Brief ▸ Write the material out again, line by line, exactly as it is.

** BEGIN Dataset records **

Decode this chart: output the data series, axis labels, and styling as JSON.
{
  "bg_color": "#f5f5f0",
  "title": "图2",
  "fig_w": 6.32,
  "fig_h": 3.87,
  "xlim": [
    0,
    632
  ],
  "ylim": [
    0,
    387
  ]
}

** END Dataset records **

Completed task ▸
Decode this chart: output the data series, axis labels, and styling as JSON.
{
  "bg_color": "#f5f5f0",
  "title": "图2",
  "fig_w": 6.32,
  "fig_h": 3.87,
  "xlim": [
    0,
    632
  ],
  "ylim": [
    0,
    387
  ]
}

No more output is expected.